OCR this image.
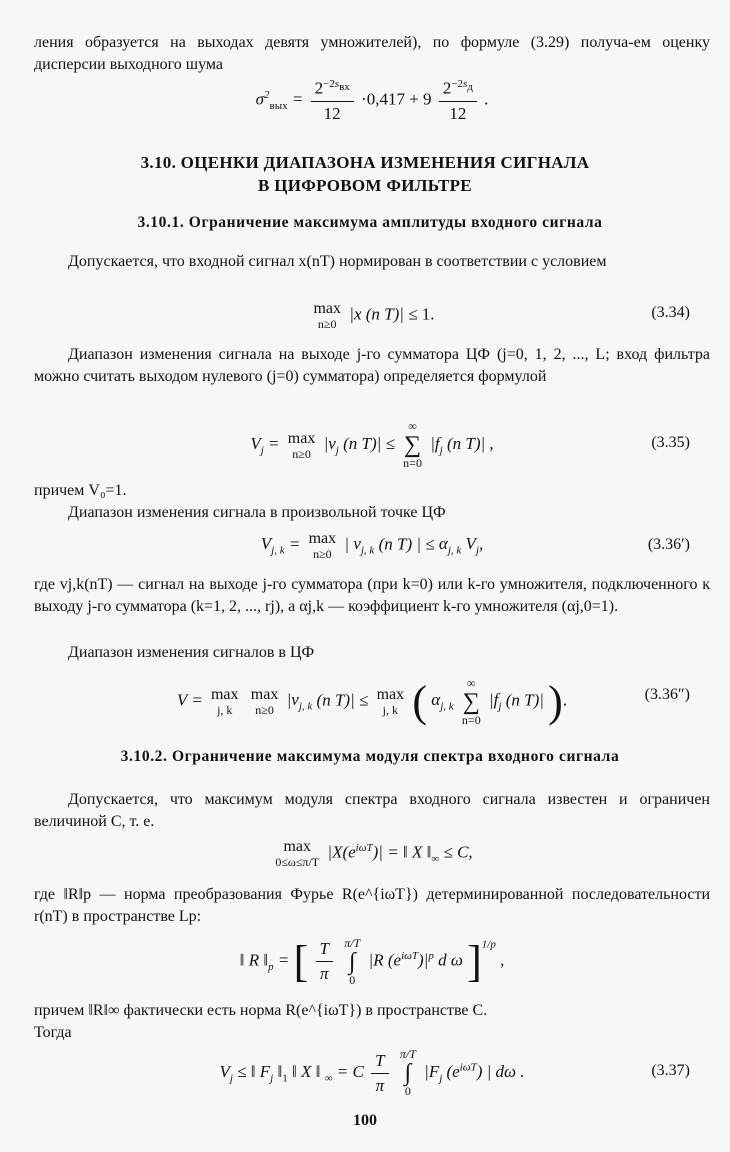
ления образуется на выходах девятя умножителей), по формуле (3.29) получа-ем оценку дисперсии выходного шума
$\sigma^2_{вых} = \frac{2^{-2s_{вх}}}{12} \cdot 0,417 + 9 \frac{2^{-2s_д}}{12}$ .
3.10. ОЦЕНКИ ДИАПАЗОНА ИЗМЕНЕНИЯ СИГНАЛА
В ЦИФРОВОМ ФИЛЬТРЕ
3.10.1. Ограничение максимума амплитуды входного сигнала
Допускается, что входной сигнал x(nT) нормирован в соответствии с условием
max
n≥0
|x (n T)| ≤ 1.	(3.34)
Диапазон изменения сигнала на выходе j-го сумматора ЦФ (j=0, 1, 2, ..., L; вход фильтра можно считать выходом нулевого (j=0) сумматора) определяется формулой
$V_j = \max$
n≥0
$|v_j$ (n T)| ≤
∞
∑
n=0
$|f_j$ (n T)| ,	(3.35)
причем V₀=1.
Диапазон изменения сигнала в произвольной точке ЦФ
$V_{j, k} = \max$
n≥0
| $v_{j, k}$ (n T) | ≤ $\alpha_{j, k}$ $V_j$,	(3.36′)
где vj,k(nT) — сигнал на выходе j-го сумматора (при k=0) или k-го умножителя, подключенного к выходу j-го сумматора (k=1, 2, ..., rj), а αj,k — коэффициент k-го умножителя (αj,0=1).
Диапазон изменения сигналов в ЦФ
V = max
j, k

max
n≥0
$|v_{j, k}$ (n T)| ≤ max
j, k ( $\alpha_{j, k}$
∞
∑
n=0
$|f_j$ (n T)| ).	(3.36″)
3.10.2. Ограничение максимума модуля спектра входного сигнала
Допускается, что максимум модуля спектра входного сигнала известен и ограничен величиной C, т. е.
max
0≤ω≤π/T
$|X(e^{i\omega T})|$ = ‖ X $‖_\infty \le C$,
где ‖R‖p — норма преобразования Фурье R(e^{iωT}) детерминированной последовательности r(nT) в пространстве Lp:
‖ R $‖_p$ = [ $\frac{T}{\pi}$
π/T
∫
0
|R $(e^{i\omega T})|^p$ d ω ]$^{1/p}$ ,
причем ‖R‖∞ фактически есть норма R(e^{iωT}) в пространстве C.
Тогда
$V_j$ ≤ ‖ $F_j$ $‖_1$ ‖ X ‖ $_\infty$ = C $\frac{T}{\pi}$
π/T
∫
0
$|F_j$ $(e^{i\omega T})$ | dω .	(3.37)
100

◆ ◆ ◆ ◆ ◆ ◆ ◆

◆ **JOB**: Repeat the listing verbatim. Skip the pictures.

◆ **EXERCISE RESULT**:
OCR this image.
ления образуется на выходах девятя умножителей), по формуле (3.29) получа-ем оценку дисперсии выходного шума
$\sigma^2_{вых} = \frac{2^{-2s_{вх}}}{12} \cdot 0,417 + 9 \frac{2^{-2s_д}}{12}$ .
3.10. ОЦЕНКИ ДИАПАЗОНА ИЗМЕНЕНИЯ СИГНАЛА
В ЦИФРОВОМ ФИЛЬТРЕ
3.10.1. Ограничение максимума амплитуды входного сигнала
Допускается, что входной сигнал x(nT) нормирован в соответствии с условием
max
n≥0
|x (n T)| ≤ 1.	(3.34)
Диапазон изменения сигнала на выходе j-го сумматора ЦФ (j=0, 1, 2, ..., L; вход фильтра можно считать выходом нулевого (j=0) сумматора) определяется формулой
$V_j = \max$
n≥0
$|v_j$ (n T)| ≤
∞
∑
n=0
$|f_j$ (n T)| ,	(3.35)
причем V₀=1.
Диапазон изменения сигнала в произвольной точке ЦФ
$V_{j, k} = \max$
n≥0
| $v_{j, k}$ (n T) | ≤ $\alpha_{j, k}$ $V_j$,	(3.36′)
где vj,k(nT) — сигнал на выходе j-го сумматора (при k=0) или k-го умножителя, подключенного к выходу j-го сумматора (k=1, 2, ..., rj), а αj,k — коэффициент k-го умножителя (αj,0=1).
Диапазон изменения сигналов в ЦФ
V = max
j, k

max
n≥0
$|v_{j, k}$ (n T)| ≤ max
j, k ( $\alpha_{j, k}$
∞
∑
n=0
$|f_j$ (n T)| ).	(3.36″)
3.10.2. Ограничение максимума модуля спектра входного сигнала
Допускается, что максимум модуля спектра входного сигнала известен и ограничен величиной C, т. е.
max
0≤ω≤π/T
$|X(e^{i\omega T})|$ = ‖ X $‖_\infty \le C$,
где ‖R‖p — норма преобразования Фурье R(e^{iωT}) детерминированной последовательности r(nT) в пространстве Lp:
‖ R $‖_p$ = [ $\frac{T}{\pi}$
π/T
∫
0
|R $(e^{i\omega T})|^p$ d ω ]$^{1/p}$ ,
причем ‖R‖∞ фактически есть норма R(e^{iωT}) в пространстве C.
Тогда
$V_j$ ≤ ‖ $F_j$ $‖_1$ ‖ X ‖ $_\infty$ = C $\frac{T}{\pi}$
π/T
∫
0
$|F_j$ $(e^{i\omega T})$ | dω .	(3.37)
100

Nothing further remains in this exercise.